(Directions for this task) Rewrite every one of the entries as a JSON list of strings, with one string for each line and any blank lines dropped.

[Box coordinate listings]
[Start]

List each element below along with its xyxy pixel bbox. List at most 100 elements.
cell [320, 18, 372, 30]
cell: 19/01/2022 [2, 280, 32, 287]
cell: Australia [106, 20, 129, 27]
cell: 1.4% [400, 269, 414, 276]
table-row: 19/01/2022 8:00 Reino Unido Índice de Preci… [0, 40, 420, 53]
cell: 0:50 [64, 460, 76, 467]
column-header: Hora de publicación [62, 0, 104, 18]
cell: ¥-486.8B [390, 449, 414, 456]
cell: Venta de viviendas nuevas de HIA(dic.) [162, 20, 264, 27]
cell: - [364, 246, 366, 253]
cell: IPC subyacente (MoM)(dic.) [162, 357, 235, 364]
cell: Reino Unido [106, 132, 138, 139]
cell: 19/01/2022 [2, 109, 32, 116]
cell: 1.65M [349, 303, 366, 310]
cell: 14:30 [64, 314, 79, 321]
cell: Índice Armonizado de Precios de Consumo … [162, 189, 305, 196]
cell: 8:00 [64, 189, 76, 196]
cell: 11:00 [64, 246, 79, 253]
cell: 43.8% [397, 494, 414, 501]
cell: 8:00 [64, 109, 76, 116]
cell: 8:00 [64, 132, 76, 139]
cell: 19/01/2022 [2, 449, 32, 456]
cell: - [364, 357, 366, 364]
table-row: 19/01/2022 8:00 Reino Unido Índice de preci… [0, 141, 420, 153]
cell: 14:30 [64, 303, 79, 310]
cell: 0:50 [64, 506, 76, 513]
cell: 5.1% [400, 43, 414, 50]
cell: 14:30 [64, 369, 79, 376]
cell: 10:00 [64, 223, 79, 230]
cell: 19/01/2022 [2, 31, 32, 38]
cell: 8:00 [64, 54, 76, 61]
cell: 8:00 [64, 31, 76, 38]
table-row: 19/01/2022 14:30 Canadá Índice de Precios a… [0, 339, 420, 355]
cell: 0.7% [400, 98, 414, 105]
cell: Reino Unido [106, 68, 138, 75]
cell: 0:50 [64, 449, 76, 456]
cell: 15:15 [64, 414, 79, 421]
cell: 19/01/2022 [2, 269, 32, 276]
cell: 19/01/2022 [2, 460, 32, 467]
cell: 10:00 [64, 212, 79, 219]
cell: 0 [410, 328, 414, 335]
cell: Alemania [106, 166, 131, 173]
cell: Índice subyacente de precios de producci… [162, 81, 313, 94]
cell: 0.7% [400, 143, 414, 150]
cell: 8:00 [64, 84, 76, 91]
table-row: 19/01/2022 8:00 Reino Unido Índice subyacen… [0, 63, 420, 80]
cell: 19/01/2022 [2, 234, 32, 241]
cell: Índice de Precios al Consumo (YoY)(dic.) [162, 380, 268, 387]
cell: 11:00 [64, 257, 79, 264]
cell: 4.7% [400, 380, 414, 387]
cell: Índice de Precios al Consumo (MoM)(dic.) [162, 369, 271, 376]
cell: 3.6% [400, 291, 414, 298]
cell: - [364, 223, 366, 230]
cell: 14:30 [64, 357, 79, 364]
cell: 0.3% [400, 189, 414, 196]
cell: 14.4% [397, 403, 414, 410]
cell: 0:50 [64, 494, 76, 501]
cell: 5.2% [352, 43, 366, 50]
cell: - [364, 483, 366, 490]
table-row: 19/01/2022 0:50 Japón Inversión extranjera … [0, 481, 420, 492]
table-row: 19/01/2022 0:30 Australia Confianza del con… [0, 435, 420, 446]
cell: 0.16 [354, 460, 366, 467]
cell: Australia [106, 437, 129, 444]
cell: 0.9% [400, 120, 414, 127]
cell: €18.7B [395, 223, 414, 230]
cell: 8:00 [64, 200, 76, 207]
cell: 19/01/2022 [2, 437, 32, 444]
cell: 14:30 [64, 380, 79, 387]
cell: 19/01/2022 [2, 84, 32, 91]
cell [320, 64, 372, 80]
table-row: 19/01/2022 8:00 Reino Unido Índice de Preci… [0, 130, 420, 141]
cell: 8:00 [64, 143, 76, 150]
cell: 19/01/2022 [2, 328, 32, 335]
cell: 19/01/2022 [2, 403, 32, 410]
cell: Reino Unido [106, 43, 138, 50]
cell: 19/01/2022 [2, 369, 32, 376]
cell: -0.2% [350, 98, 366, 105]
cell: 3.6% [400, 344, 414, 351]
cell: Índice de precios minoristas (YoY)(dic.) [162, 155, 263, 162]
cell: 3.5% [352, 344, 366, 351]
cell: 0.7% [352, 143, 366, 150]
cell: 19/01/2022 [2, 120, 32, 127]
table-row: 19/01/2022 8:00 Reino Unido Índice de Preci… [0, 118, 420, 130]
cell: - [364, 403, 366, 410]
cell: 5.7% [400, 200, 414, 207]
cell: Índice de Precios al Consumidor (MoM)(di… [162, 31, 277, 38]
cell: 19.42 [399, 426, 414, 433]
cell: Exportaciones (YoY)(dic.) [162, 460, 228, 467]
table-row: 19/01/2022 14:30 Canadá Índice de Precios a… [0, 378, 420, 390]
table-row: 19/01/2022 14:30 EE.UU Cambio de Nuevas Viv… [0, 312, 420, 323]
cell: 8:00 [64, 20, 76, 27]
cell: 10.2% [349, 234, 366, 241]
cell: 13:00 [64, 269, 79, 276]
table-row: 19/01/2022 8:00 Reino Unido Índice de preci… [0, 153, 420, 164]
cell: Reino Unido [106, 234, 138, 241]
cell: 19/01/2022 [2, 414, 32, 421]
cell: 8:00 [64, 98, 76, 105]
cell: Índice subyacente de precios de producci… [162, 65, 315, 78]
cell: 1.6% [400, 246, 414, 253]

[End]

(Answer below)
[
  "List each element below along with its xyxy pixel bbox. List at most 100 elements.",
  "cell [320, 18, 372, 30]",
  "cell: 19/01/2022 [2, 280, 32, 287]",
  "cell: Australia [106, 20, 129, 27]",
  "cell: 1.4% [400, 269, 414, 276]",
  "table-row: 19/01/2022 8:00 Reino Unido Índice de Preci… [0, 40, 420, 53]",
  "cell: 0:50 [64, 460, 76, 467]",
  "column-header: Hora de publicación [62, 0, 104, 18]",
  "cell: ¥-486.8B [390, 449, 414, 456]",
  "cell: Venta de viviendas nuevas de HIA(dic.) [162, 20, 264, 27]",
  "cell: - [364, 246, 366, 253]",
  "cell: IPC subyacente (MoM)(dic.) [162, 357, 235, 364]",
  "cell: Reino Unido [106, 132, 138, 139]",
  "cell: 19/01/2022 [2, 109, 32, 116]",
  "cell: 1.65M [349, 303, 366, 310]",
  "cell: 14:30 [64, 314, 79, 321]",
  "cell: Índice Armonizado de Precios de Consumo … [162, 189, 305, 196]",
  "cell: 8:00 [64, 189, 76, 196]",
  "cell: 11:00 [64, 246, 79, 253]",
  "cell: 43.8% [397, 494, 414, 501]",
  "cell: 8:00 [64, 109, 76, 116]",
  "cell: 8:00 [64, 132, 76, 139]",
  "cell: 19/01/2022 [2, 449, 32, 456]",
  "cell: - [364, 357, 366, 364]",
  "table-row: 19/01/2022 8:00 Reino Unido Índice de preci… [0, 141, 420, 153]",
  "cell: 14:30 [64, 303, 79, 310]",
  "cell: 0:50 [64, 506, 76, 513]",
  "cell: 5.1% [400, 43, 414, 50]",
  "cell: 14:30 [64, 369, 79, 376]",
  "cell: 10:00 [64, 223, 79, 230]",
  "cell: 19/01/2022 [2, 31, 32, 38]",
  "cell: 8:00 [64, 54, 76, 61]",
  "cell: 8:00 [64, 31, 76, 38]",
  "table-row: 19/01/2022 14:30 Canadá Índice de Precios a… [0, 339, 420, 355]",
  "cell: 0.7% [400, 98, 414, 105]",
  "cell: Reino Unido [106, 68, 138, 75]",
  "cell: 0:50 [64, 449, 76, 456]",
  "cell: 15:15 [64, 414, 79, 421]",
  "cell: 19/01/2022 [2, 269, 32, 276]",
  "cell: 19/01/2022 [2, 460, 32, 467]",
  "cell: 10:00 [64, 212, 79, 219]",
  "cell: 0 [410, 328, 414, 335]",
  "cell: Alemania [106, 166, 131, 173]",
  "cell: Índice subyacente de precios de producci… [162, 81, 313, 94]",
  "cell: 0.7% [400, 143, 414, 150]",
  "cell: 8:00 [64, 84, 76, 91]",
  "table-row: 19/01/2022 8:00 Reino Unido Índice subyacen… [0, 63, 420, 80]",
  "cell: 19/01/2022 [2, 234, 32, 241]",
  "cell: Índice de Precios al Consumo (YoY)(dic.) [162, 380, 268, 387]",
  "cell: 11:00 [64, 257, 79, 264]",
  "cell: 4.7% [400, 380, 414, 387]",
  "cell: Índice de Precios al Consumo (MoM)(dic.) [162, 369, 271, 376]",
  "cell: 3.6% [400, 291, 414, 298]",
  "cell: - [364, 223, 366, 230]",
  "cell: 14:30 [64, 357, 79, 364]",
  "cell: 0.3% [400, 189, 414, 196]",
  "cell: 14.4% [397, 403, 414, 410]",
  "cell: 0:50 [64, 494, 76, 501]",
  "cell: 5.2% [352, 43, 366, 50]",
  "cell: - [364, 483, 366, 490]",
  "table-row: 19/01/2022 0:50 Japón Inversión extranjera … [0, 481, 420, 492]",
  "table-row: 19/01/2022 0:30 Australia Confianza del con… [0, 435, 420, 446]",
  "cell: 0.16 [354, 460, 366, 467]",
  "cell: Australia [106, 437, 129, 444]",
  "cell: 0.9% [400, 120, 414, 127]",
  "cell: €18.7B [395, 223, 414, 230]",
  "cell: 8:00 [64, 200, 76, 207]",
  "cell: 19/01/2022 [2, 437, 32, 444]",
  "cell: 14:30 [64, 380, 79, 387]",
  "cell: 19/01/2022 [2, 84, 32, 91]",
  "cell [320, 64, 372, 80]",
  "table-row: 19/01/2022 8:00 Reino Unido Índice de Preci… [0, 130, 420, 141]",
  "cell: 8:00 [64, 143, 76, 150]",
  "cell: 19/01/2022 [2, 328, 32, 335]",
  "cell: 19/01/2022 [2, 403, 32, 410]",
  "cell: Reino Unido [106, 43, 138, 50]",
  "cell: 19/01/2022 [2, 369, 32, 376]",
  "cell: -0.2% [350, 98, 366, 105]",
  "cell: 3.6% [400, 344, 414, 351]",
  "cell: Índice de precios minoristas (YoY)(dic.) [162, 155, 263, 162]",
  "cell: 3.5% [352, 344, 366, 351]",
  "cell: 0.7% [352, 143, 366, 150]",
  "cell: 19/01/2022 [2, 120, 32, 127]",
  "table-row: 19/01/2022 8:00 Reino Unido Índice de Preci… [0, 118, 420, 130]",
  "cell: - [364, 403, 366, 410]",
  "cell: 5.7% [400, 200, 414, 207]",
  "cell: Índice de Precios al Consumidor (MoM)(di… [162, 31, 277, 38]",
  "cell: 19.42 [399, 426, 414, 433]",
  "cell: Exportaciones (YoY)(dic.) [162, 460, 228, 467]",
  "table-row: 19/01/2022 14:30 Canadá Índice de Precios a… [0, 378, 420, 390]",
  "table-row: 19/01/2022 14:30 EE.UU Cambio de Nuevas Viv… [0, 312, 420, 323]",
  "cell: 8:00 [64, 20, 76, 27]",
  "cell: 10.2% [349, 234, 366, 241]",
  "cell: 13:00 [64, 269, 79, 276]",
  "table-row: 19/01/2022 8:00 Reino Unido Índice de preci… [0, 153, 420, 164]",
  "cell: Reino Unido [106, 234, 138, 241]",
  "cell: 19/01/2022 [2, 414, 32, 421]",
  "cell: 8:00 [64, 98, 76, 105]",
  "cell: Índice subyacente de precios de producci… [162, 65, 315, 78]",
  "cell: 1.6% [400, 246, 414, 253]"
]